Exercise data.

==*==

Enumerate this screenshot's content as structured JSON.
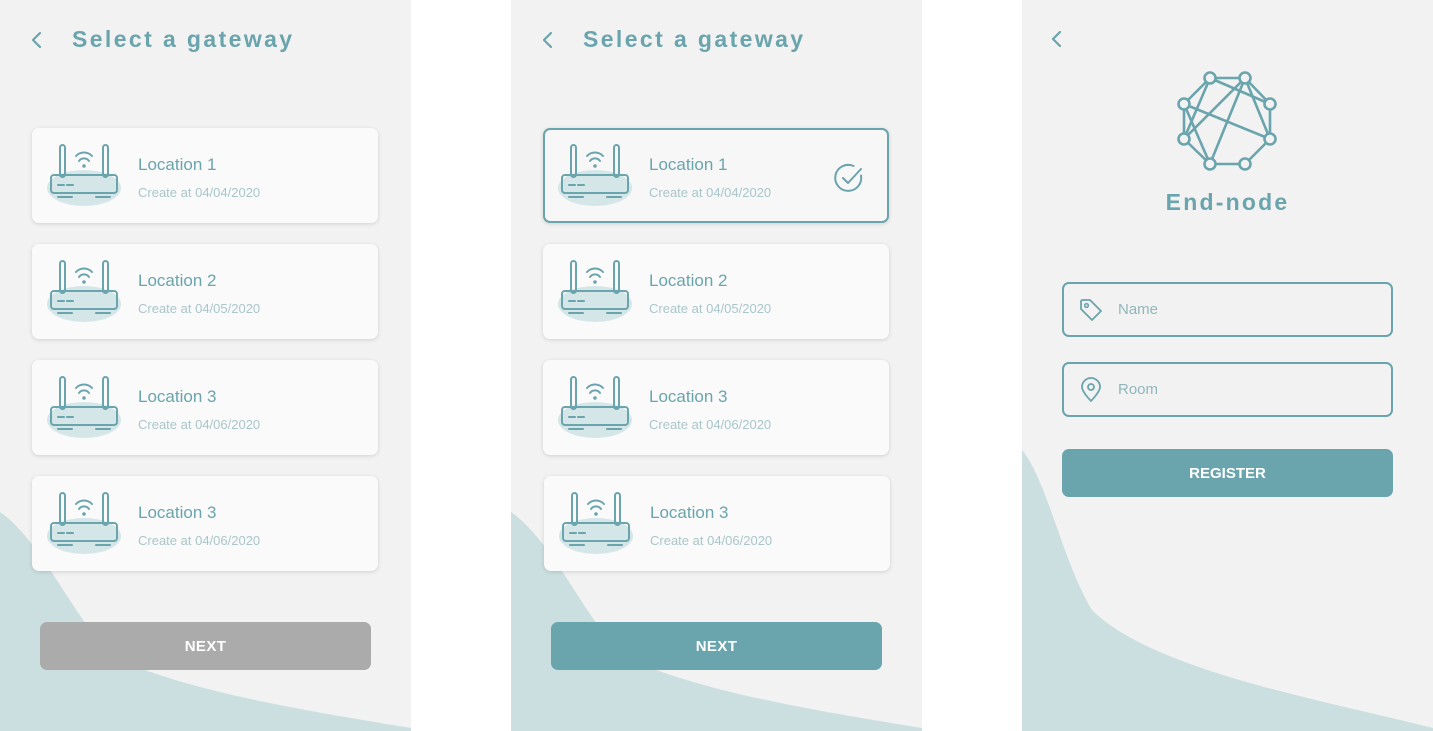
{
  "colors": {
    "accent": "#6aa4ad",
    "panel": "#f2f2f2",
    "wave": "#ccdfe0",
    "disabled": "#ababab"
  },
  "screen1": {
    "title": "Select a gateway",
    "items": [
      {
        "label": "Location 1",
        "date": "Create at 04/04/2020"
      },
      {
        "label": "Location 2",
        "date": "Create at 04/05/2020"
      },
      {
        "label": "Location 3",
        "date": "Create at 04/06/2020"
      },
      {
        "label": "Location 3",
        "date": "Create at 04/06/2020"
      }
    ],
    "next_label": "NEXT",
    "next_state": "disabled"
  },
  "screen2": {
    "title": "Select a gateway",
    "items": [
      {
        "label": "Location 1",
        "date": "Create at 04/04/2020",
        "selected": true
      },
      {
        "label": "Location 2",
        "date": "Create at 04/05/2020"
      },
      {
        "label": "Location 3",
        "date": "Create at 04/06/2020"
      },
      {
        "label": "Location 3",
        "date": "Create at 04/06/2020"
      }
    ],
    "next_label": "NEXT",
    "next_state": "enabled"
  },
  "screen3": {
    "brand": "End-node",
    "name_placeholder": "Name",
    "room_placeholder": "Room",
    "register_label": "REGISTER"
  },
  "icons": [
    "chevron-left-icon",
    "router-icon",
    "check-circle-icon",
    "network-logo-icon",
    "tag-icon",
    "location-pin-icon"
  ]
}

==*==

Stated problem. Your task is to repeat the material above exactly, without its pictures.

Answer for this exercise.
Enumerate this screenshot's content as structured JSON.
{
  "colors": {
    "accent": "#6aa4ad",
    "panel": "#f2f2f2",
    "wave": "#ccdfe0",
    "disabled": "#ababab"
  },
  "screen1": {
    "title": "Select a gateway",
    "items": [
      {
        "label": "Location 1",
        "date": "Create at 04/04/2020"
      },
      {
        "label": "Location 2",
        "date": "Create at 04/05/2020"
      },
      {
        "label": "Location 3",
        "date": "Create at 04/06/2020"
      },
      {
        "label": "Location 3",
        "date": "Create at 04/06/2020"
      }
    ],
    "next_label": "NEXT",
    "next_state": "disabled"
  },
  "screen2": {
    "title": "Select a gateway",
    "items": [
      {
        "label": "Location 1",
        "date": "Create at 04/04/2020",
        "selected": true
      },
      {
        "label": "Location 2",
        "date": "Create at 04/05/2020"
      },
      {
        "label": "Location 3",
        "date": "Create at 04/06/2020"
      },
      {
        "label": "Location 3",
        "date": "Create at 04/06/2020"
      }
    ],
    "next_label": "NEXT",
    "next_state": "enabled"
  },
  "screen3": {
    "brand": "End-node",
    "name_placeholder": "Name",
    "room_placeholder": "Room",
    "register_label": "REGISTER"
  },
  "icons": [
    "chevron-left-icon",
    "router-icon",
    "check-circle-icon",
    "network-logo-icon",
    "tag-icon",
    "location-pin-icon"
  ]
}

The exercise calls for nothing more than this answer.